* **Stated goal**
Each entry below is to be extracted exactly.

* **Data to process**
— start —
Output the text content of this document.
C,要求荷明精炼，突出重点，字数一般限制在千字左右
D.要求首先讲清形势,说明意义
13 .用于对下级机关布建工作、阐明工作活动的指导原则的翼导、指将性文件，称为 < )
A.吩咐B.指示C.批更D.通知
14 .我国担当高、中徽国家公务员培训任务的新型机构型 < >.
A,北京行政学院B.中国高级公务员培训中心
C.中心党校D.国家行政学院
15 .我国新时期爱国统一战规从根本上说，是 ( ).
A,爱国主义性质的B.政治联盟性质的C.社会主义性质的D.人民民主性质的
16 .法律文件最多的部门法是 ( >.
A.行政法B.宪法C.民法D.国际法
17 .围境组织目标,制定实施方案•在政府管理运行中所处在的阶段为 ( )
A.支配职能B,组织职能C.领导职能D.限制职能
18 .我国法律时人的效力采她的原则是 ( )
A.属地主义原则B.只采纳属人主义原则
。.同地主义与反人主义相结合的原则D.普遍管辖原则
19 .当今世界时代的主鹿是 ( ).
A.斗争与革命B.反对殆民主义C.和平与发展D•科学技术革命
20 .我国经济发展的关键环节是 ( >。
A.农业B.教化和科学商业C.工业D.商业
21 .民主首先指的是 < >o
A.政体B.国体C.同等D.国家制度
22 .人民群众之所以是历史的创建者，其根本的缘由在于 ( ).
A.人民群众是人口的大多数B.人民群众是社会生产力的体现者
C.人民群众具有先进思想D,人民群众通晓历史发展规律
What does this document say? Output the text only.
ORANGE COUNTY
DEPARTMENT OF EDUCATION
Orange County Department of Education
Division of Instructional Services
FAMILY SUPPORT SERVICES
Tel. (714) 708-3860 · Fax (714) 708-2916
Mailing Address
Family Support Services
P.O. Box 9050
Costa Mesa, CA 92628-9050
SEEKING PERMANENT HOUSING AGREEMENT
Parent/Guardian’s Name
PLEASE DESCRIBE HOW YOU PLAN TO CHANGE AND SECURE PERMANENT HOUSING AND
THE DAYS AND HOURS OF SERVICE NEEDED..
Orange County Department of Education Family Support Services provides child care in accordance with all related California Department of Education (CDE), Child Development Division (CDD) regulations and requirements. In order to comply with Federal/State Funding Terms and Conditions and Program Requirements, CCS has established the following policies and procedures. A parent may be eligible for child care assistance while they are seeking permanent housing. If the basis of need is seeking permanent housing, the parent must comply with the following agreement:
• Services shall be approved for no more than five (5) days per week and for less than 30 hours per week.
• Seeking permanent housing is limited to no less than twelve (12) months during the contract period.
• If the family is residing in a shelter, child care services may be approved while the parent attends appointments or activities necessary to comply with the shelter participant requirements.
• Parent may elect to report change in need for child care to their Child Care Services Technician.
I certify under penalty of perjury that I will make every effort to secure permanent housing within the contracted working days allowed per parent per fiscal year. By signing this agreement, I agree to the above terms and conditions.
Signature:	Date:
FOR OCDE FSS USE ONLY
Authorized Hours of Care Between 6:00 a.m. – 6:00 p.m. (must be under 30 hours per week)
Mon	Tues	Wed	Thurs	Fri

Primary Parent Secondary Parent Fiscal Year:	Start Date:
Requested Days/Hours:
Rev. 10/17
— end —
* **Task result**
Output the text content of this document.
C,要求荷明精炼，突出重点，字数一般限制在千字左右
D.要求首先讲清形势,说明意义
13 .用于对下级机关布建工作、阐明工作活动的指导原则的翼导、指将性文件，称为 < )
A.吩咐B.指示C.批更D.通知
14 .我国担当高、中徽国家公务员培训任务的新型机构型 < >.
A,北京行政学院B.中国高级公务员培训中心
C.中心党校D.国家行政学院
15 .我国新时期爱国统一战规从根本上说，是 ( ).
A,爱国主义性质的B.政治联盟性质的C.社会主义性质的D.人民民主性质的
16 .法律文件最多的部门法是 ( >.
A.行政法B.宪法C.民法D.国际法
17 .围境组织目标,制定实施方案•在政府管理运行中所处在的阶段为 ( )
A.支配职能B,组织职能C.领导职能D.限制职能
18 .我国法律时人的效力采她的原则是 ( )
A.属地主义原则B.只采纳属人主义原则
。.同地主义与反人主义相结合的原则D.普遍管辖原则
19 .当今世界时代的主鹿是 ( ).
A.斗争与革命B.反对殆民主义C.和平与发展D•科学技术革命
20 .我国经济发展的关键环节是 ( >。
A.农业B.教化和科学商业C.工业D.商业
21 .民主首先指的是 < >o
A.政体B.国体C.同等D.国家制度
22 .人民群众之所以是历史的创建者，其根本的缘由在于 ( ).
A.人民群众是人口的大多数B.人民群众是社会生产力的体现者
C.人民群众具有先进思想D,人民群众通晓历史发展规律
What does this document say? Output the text only.
ORANGE COUNTY
DEPARTMENT OF EDUCATION
Orange County Department of Education
Division of Instructional Services
FAMILY SUPPORT SERVICES
Tel. (714) 708-3860 · Fax (714) 708-2916
Mailing Address
Family Support Services
P.O. Box 9050
Costa Mesa, CA 92628-9050
SEEKING PERMANENT HOUSING AGREEMENT
Parent/Guardian’s Name
PLEASE DESCRIBE HOW YOU PLAN TO CHANGE AND SECURE PERMANENT HOUSING AND
THE DAYS AND HOURS OF SERVICE NEEDED..
Orange County Department of Education Family Support Services provides child care in accordance with all related California Department of Education (CDE), Child Development Division (CDD) regulations and requirements. In order to comply with Federal/State Funding Terms and Conditions and Program Requirements, CCS has established the following policies and procedures. A parent may be eligible for child care assistance while they are seeking permanent housing. If the basis of need is seeking permanent housing, the parent must comply with the following agreement:
• Services shall be approved for no more than five (5) days per week and for less than 30 hours per week.
• Seeking permanent housing is limited to no less than twelve (12) months during the contract period.
• If the family is residing in a shelter, child care services may be approved while the parent attends appointments or activities necessary to comply with the shelter participant requirements.
• Parent may elect to report change in need for child care to their Child Care Services Technician.
I certify under penalty of perjury that I will make every effort to secure permanent housing within the contracted working days allowed per parent per fiscal year. By signing this agreement, I agree to the above terms and conditions.
Signature:	Date:
FOR OCDE FSS USE ONLY
Authorized Hours of Care Between 6:00 a.m. – 6:00 p.m. (must be under 30 hours per week)
Mon	Tues	Wed	Thurs	Fri

Primary Parent Secondary Parent Fiscal Year:	Start Date:
Requested Days/Hours:
Rev. 10/17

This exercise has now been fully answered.